◆ Exercise description ◆
All entries must be repeated exactly; do not include the pictures.

◆ Records shown ◆
-*-*-
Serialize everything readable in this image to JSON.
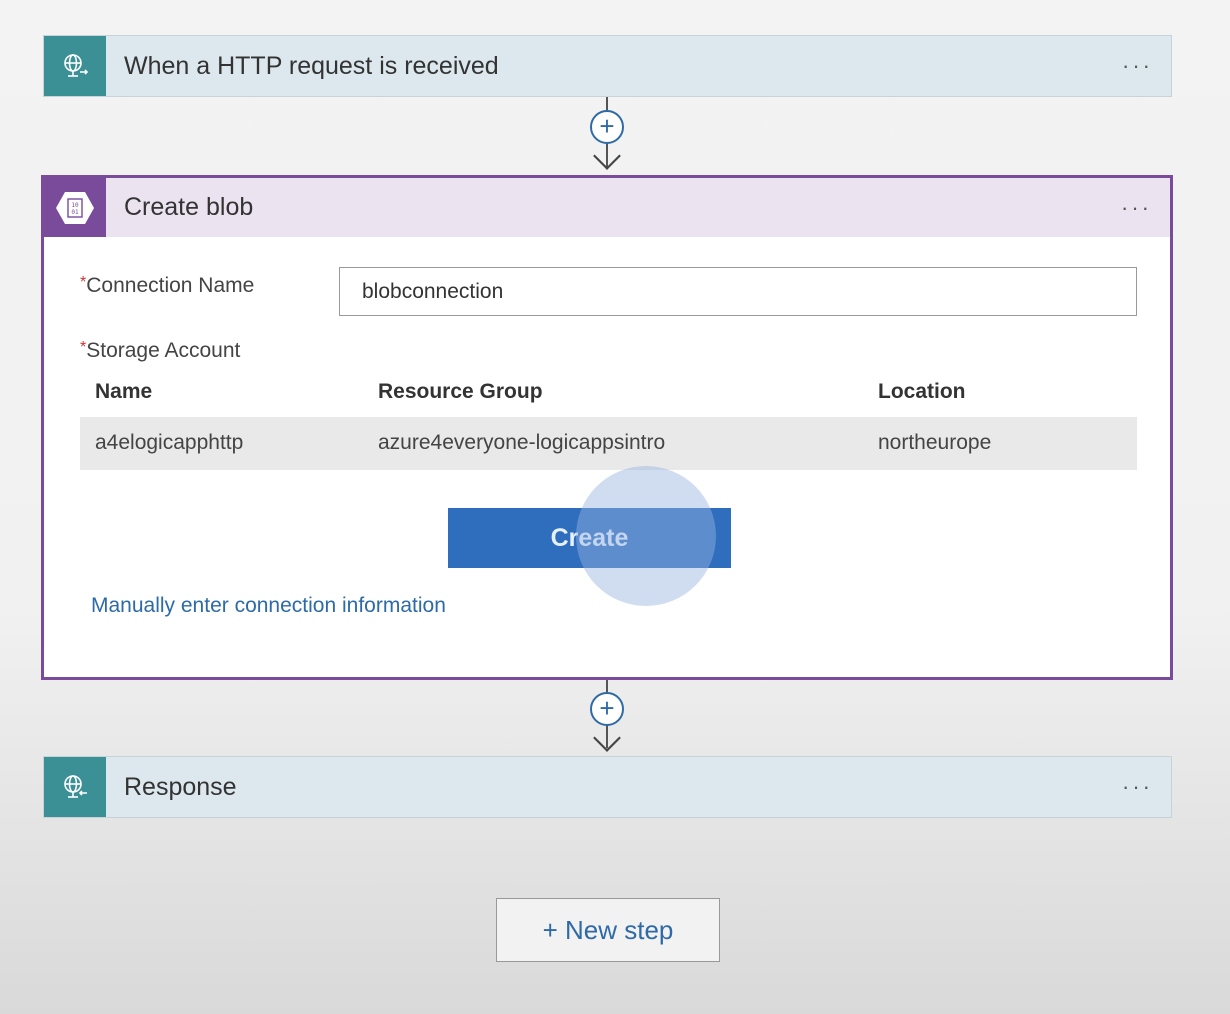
{
  "steps": [
    {
      "title": "When a HTTP request is received",
      "icon": "http-globe-icon",
      "color": "#3b9096"
    },
    {
      "title": "Create blob",
      "icon": "blob-storage-icon",
      "color": "#7a4b9b"
    },
    {
      "title": "Response",
      "icon": "http-globe-icon",
      "color": "#3b9096"
    }
  ],
  "more_label": "···",
  "blob_form": {
    "connection_name_label": "Connection Name",
    "connection_name_value": "blobconnection",
    "storage_account_label": "Storage Account",
    "required_mark": "*",
    "columns": [
      "Name",
      "Resource Group",
      "Location"
    ],
    "rows": [
      [
        "a4elogicapphttp",
        "azure4everyone-logicappsintro",
        "northeurope"
      ]
    ],
    "create_label": "Create",
    "manual_link": "Manually enter connection information"
  },
  "add_label": "+",
  "new_step_label": "+ New step"
}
-*-*-
◆ Exercise response ◆
Serialize everything readable in this image to JSON.
{
  "steps": [
    {
      "title": "When a HTTP request is received",
      "icon": "http-globe-icon",
      "color": "#3b9096"
    },
    {
      "title": "Create blob",
      "icon": "blob-storage-icon",
      "color": "#7a4b9b"
    },
    {
      "title": "Response",
      "icon": "http-globe-icon",
      "color": "#3b9096"
    }
  ],
  "more_label": "···",
  "blob_form": {
    "connection_name_label": "Connection Name",
    "connection_name_value": "blobconnection",
    "storage_account_label": "Storage Account",
    "required_mark": "*",
    "columns": [
      "Name",
      "Resource Group",
      "Location"
    ],
    "rows": [
      [
        "a4elogicapphttp",
        "azure4everyone-logicappsintro",
        "northeurope"
      ]
    ],
    "create_label": "Create",
    "manual_link": "Manually enter connection information"
  },
  "add_label": "+",
  "new_step_label": "+ New step"
}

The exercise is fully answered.